Selected excerpt:
It’s probably a good idea to retain the ability for people to test a converter that just produces HTML against the spec. We could do this by providing a standalone pipe that converts HTML to CommonMark’s XML format, raising an error if structures are encountered that can’t be converted. The test suite could then have an option that would run the HTML output of the program being tested through this pipe. (This would, in effect, replace normalization.)

Note that currently the parser sometimes produces adjacent text elements. For example, hi&lo turns into:

  <paragraph>
    <text>hi</text>
    <text>&amp;</text>
    <text>lo</text>
  </paragraph>

This is equivalent to

  <paragraph>
    <text>hi&amp;lo</text>
  </paragraph>

It would probably be good to tweak the parser so that adjacent text nodes are never produced, but we could also just add a normalization step to the test suite.

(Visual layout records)
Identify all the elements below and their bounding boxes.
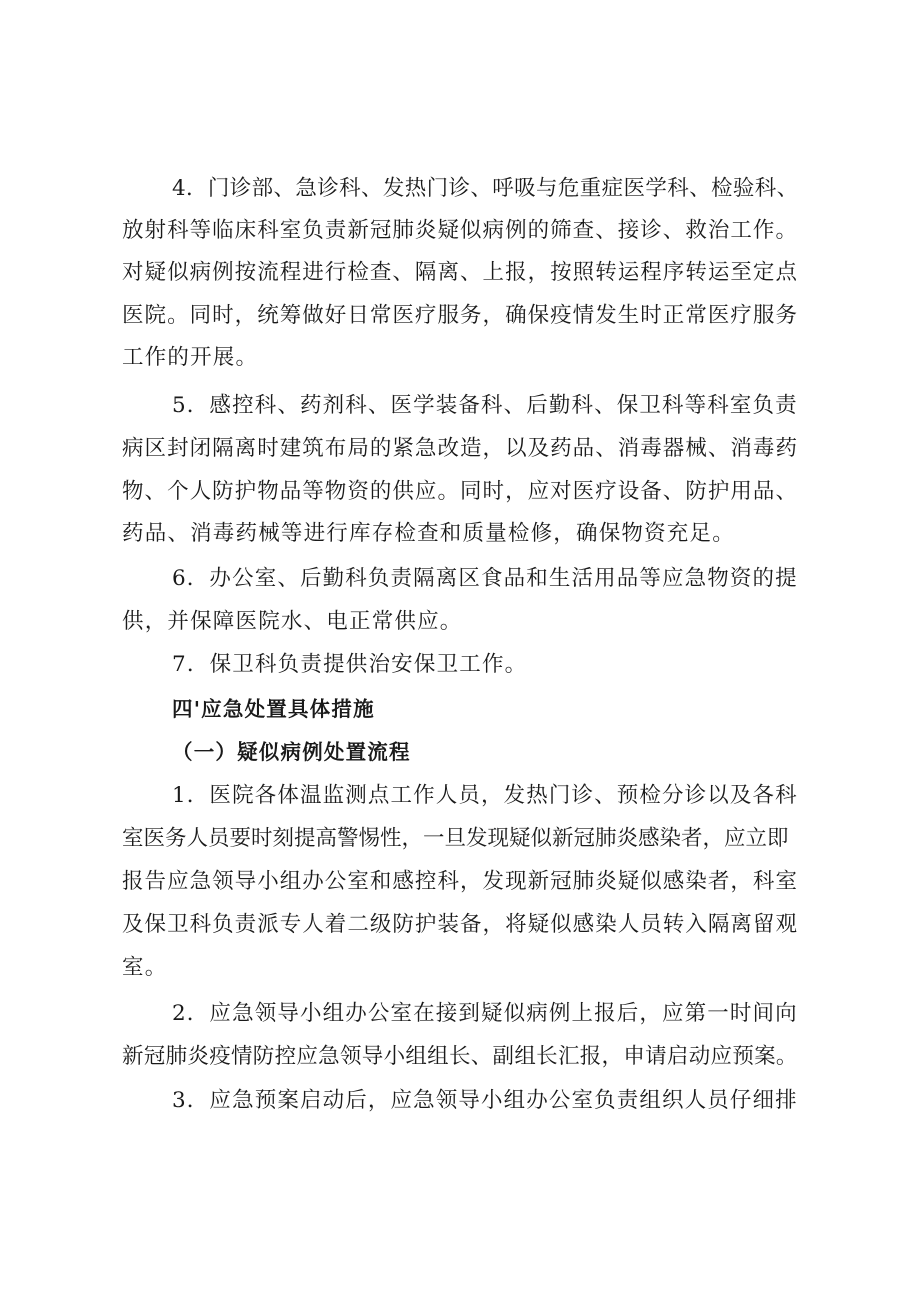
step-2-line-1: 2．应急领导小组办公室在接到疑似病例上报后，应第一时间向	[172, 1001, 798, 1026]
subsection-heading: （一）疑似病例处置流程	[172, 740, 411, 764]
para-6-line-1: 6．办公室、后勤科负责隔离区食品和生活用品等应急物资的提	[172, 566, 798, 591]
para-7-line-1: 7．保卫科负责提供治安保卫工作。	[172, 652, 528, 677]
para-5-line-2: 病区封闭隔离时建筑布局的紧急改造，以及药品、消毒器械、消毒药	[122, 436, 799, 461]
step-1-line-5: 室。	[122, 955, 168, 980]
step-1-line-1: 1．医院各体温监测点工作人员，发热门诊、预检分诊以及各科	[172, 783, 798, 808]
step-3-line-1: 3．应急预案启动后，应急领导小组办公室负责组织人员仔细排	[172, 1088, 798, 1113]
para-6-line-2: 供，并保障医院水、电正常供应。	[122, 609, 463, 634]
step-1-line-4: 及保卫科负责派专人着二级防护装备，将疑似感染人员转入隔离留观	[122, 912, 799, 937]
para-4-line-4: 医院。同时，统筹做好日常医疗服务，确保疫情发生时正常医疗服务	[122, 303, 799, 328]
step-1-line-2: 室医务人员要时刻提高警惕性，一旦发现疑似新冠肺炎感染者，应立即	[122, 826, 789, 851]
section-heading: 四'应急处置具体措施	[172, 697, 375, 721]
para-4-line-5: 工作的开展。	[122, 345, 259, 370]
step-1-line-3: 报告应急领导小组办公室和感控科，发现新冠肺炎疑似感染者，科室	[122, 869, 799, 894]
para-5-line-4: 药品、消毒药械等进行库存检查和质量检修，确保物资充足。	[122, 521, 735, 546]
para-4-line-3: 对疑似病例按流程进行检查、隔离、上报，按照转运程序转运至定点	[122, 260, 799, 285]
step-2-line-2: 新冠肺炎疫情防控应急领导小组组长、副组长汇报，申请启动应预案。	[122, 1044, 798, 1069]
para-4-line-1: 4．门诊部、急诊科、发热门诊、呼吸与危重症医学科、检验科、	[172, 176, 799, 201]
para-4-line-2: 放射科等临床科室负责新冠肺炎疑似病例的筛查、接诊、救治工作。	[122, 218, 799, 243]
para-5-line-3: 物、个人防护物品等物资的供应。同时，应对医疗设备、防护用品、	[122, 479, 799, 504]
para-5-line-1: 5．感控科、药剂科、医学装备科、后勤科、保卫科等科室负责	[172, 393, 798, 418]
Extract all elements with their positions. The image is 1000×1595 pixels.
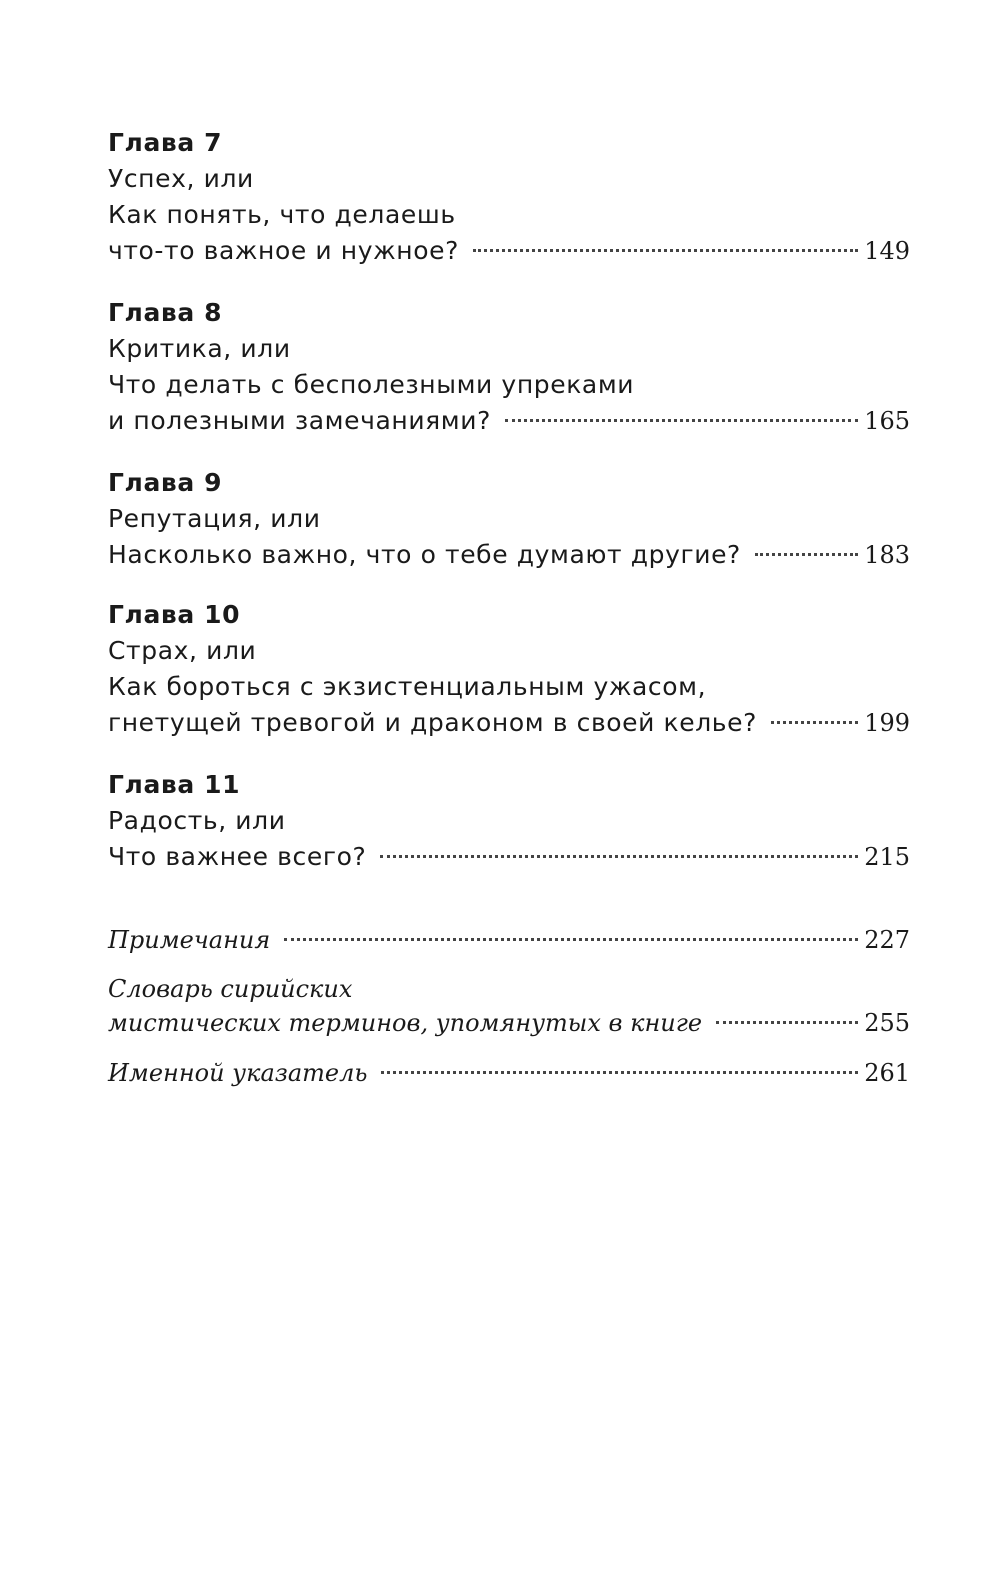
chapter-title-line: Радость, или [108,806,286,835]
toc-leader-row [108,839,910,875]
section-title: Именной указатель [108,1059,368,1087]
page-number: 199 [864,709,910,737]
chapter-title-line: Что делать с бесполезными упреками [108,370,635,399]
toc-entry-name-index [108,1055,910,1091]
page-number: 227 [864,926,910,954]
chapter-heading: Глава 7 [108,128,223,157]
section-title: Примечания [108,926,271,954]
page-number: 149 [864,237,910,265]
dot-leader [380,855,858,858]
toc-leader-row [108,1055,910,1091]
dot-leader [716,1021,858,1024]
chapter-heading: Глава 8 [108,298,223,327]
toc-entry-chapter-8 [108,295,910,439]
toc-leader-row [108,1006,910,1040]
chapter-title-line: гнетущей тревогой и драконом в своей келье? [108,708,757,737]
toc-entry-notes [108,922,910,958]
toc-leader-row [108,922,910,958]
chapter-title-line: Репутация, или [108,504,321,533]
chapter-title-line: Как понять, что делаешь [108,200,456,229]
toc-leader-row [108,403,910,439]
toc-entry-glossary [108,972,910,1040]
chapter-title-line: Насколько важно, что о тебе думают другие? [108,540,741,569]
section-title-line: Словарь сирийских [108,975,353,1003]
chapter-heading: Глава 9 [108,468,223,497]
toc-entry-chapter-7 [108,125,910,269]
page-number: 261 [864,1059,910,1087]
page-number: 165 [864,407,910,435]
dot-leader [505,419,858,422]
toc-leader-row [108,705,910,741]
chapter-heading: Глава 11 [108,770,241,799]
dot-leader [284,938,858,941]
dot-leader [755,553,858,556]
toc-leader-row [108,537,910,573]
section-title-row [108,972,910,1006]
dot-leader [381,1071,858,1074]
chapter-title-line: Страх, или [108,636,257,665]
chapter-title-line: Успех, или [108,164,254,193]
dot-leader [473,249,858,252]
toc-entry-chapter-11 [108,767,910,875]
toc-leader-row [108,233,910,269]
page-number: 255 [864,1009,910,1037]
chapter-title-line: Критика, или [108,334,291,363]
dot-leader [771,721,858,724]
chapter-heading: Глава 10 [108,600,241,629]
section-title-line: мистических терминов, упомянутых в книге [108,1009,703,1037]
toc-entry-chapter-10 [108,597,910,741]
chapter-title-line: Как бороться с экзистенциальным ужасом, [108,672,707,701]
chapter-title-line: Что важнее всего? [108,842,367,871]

Task instructions:
A - Condense the paragraph of the CommonMark passage that begins "It’s probably a good idea to retain" into a single shorter sentence that keeps its main facts.
B - In the entries, take the lines starting with the one that contains "1001, 798, 1026]" and going on through the one that contains "Extract all elements", and write them out again with "positions" changed to "coordinates" and nothing else altered.

Expected results:
A - To keep testing HTML-only converters against the spec, a standalone pipe could convert HTML to CommonMark’s XML format and raise an error on structures it can’t convert, and the test suite could offer an option to run the tested program’s HTML output through that pipe, which would in effect replace normalization.

B -
step-2-line-1: 2．应急领导小组办公室在接到疑似病例上报后，应第一时间向	[172, 1001, 798, 1026]
subsection-heading: （一）疑似病例处置流程	[172, 740, 411, 764]
para-6-line-1: 6．办公室、后勤科负责隔离区食品和生活用品等应急物资的提	[172, 566, 798, 591]
para-7-line-1: 7．保卫科负责提供治安保卫工作。	[172, 652, 528, 677]
para-5-line-2: 病区封闭隔离时建筑布局的紧急改造，以及药品、消毒器械、消毒药	[122, 436, 799, 461]
step-1-line-5: 室。	[122, 955, 168, 980]
step-1-line-1: 1．医院各体温监测点工作人员，发热门诊、预检分诊以及各科	[172, 783, 798, 808]
step-3-line-1: 3．应急预案启动后，应急领导小组办公室负责组织人员仔细排	[172, 1088, 798, 1113]
para-6-line-2: 供，并保障医院水、电正常供应。	[122, 609, 463, 634]
step-1-line-4: 及保卫科负责派专人着二级防护装备，将疑似感染人员转入隔离留观	[122, 912, 799, 937]
para-4-line-4: 医院。同时，统筹做好日常医疗服务，确保疫情发生时正常医疗服务	[122, 303, 799, 328]
step-1-line-2: 室医务人员要时刻提高警惕性，一旦发现疑似新冠肺炎感染者，应立即	[122, 826, 789, 851]
section-heading: 四'应急处置具体措施	[172, 697, 375, 721]
para-4-line-5: 工作的开展。	[122, 345, 259, 370]
step-1-line-3: 报告应急领导小组办公室和感控科，发现新冠肺炎疑似感染者，科室	[122, 869, 799, 894]
para-5-line-4: 药品、消毒药械等进行库存检查和质量检修，确保物资充足。	[122, 521, 735, 546]
para-4-line-3: 对疑似病例按流程进行检查、隔离、上报，按照转运程序转运至定点	[122, 260, 799, 285]
step-2-line-2: 新冠肺炎疫情防控应急领导小组组长、副组长汇报，申请启动应预案。	[122, 1044, 798, 1069]
para-4-line-1: 4．门诊部、急诊科、发热门诊、呼吸与危重症医学科、检验科、	[172, 176, 799, 201]
para-4-line-2: 放射科等临床科室负责新冠肺炎疑似病例的筛查、接诊、救治工作。	[122, 218, 799, 243]
para-5-line-3: 物、个人防护物品等物资的供应。同时，应对医疗设备、防护用品、	[122, 479, 799, 504]
para-5-line-1: 5．感控科、药剂科、医学装备科、后勤科、保卫科等科室负责	[172, 393, 798, 418]
Extract all elements with their coordinates. The image is 1000×1595 pixels.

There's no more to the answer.